═══ MATERIAL FOR THIS TASK ═══

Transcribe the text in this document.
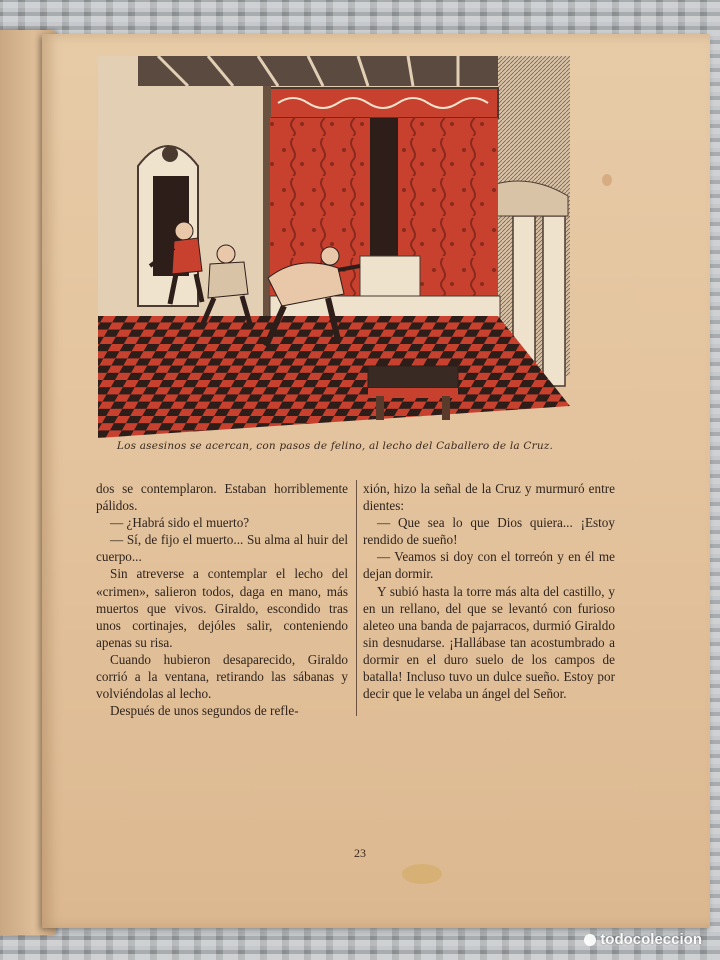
Los asesinos se acercan, con pasos de felino, al lecho del Caballero de la Cruz.

dos se contemplaron. Estaban horriblemente pálidos.

— ¿Habrá sido el muerto?

— Sí, de fijo el muerto... Su alma al huir del cuerpo...

Sin atreverse a contemplar el lecho del «crimen», salieron todos, daga en mano, más muertos que vivos. Giraldo, escondido tras unos cortinajes, dejóles salir, conteniendo apenas su risa.

Cuando hubieron desaparecido, Giraldo corrió a la ventana, retirando las sábanas y volviéndolas al lecho.

Después de unos segundos de refle-

xión, hizo la señal de la Cruz y murmuró entre dientes:

— Que sea lo que Dios quiera... ¡Estoy rendido de sueño!

— Veamos si doy con el torreón y en él me dejan dormir.

Y subió hasta la torre más alta del castillo, y en un rellano, del que se levantó con furioso aleteo una banda de pajarracos, durmió Giraldo sin desnudarse. ¡Hallábase tan acostumbrado a dormir en el duro suelo de los campos de batalla! Incluso tuvo un dulce sueño. Estoy por decir que le velaba un ángel del Señor.

23
todocoleccion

═══

**WHAT THE TASK ASKS:** Every entry should be returned exactly as written, minus the pictures.

**SOLUTION TO THIS PROBLEM:**
Transcribe the text in this document.
Los asesinos se acercan, con pasos de felino, al lecho del Caballero de la Cruz.

dos se contemplaron. Estaban horriblemente pálidos.

— ¿Habrá sido el muerto?

— Sí, de fijo el muerto... Su alma al huir del cuerpo...

Sin atreverse a contemplar el lecho del «crimen», salieron todos, daga en mano, más muertos que vivos. Giraldo, escondido tras unos cortinajes, dejóles salir, conteniendo apenas su risa.

Cuando hubieron desaparecido, Giraldo corrió a la ventana, retirando las sábanas y volviéndolas al lecho.

Después de unos segundos de refle-

xión, hizo la señal de la Cruz y murmuró entre dientes:

— Que sea lo que Dios quiera... ¡Estoy rendido de sueño!

— Veamos si doy con el torreón y en él me dejan dormir.

Y subió hasta la torre más alta del castillo, y en un rellano, del que se levantó con furioso aleteo una banda de pajarracos, durmió Giraldo sin desnudarse. ¡Hallábase tan acostumbrado a dormir en el duro suelo de los campos de batalla! Incluso tuvo un dulce sueño. Estoy por decir que le velaba un ángel del Señor.

23
todocoleccion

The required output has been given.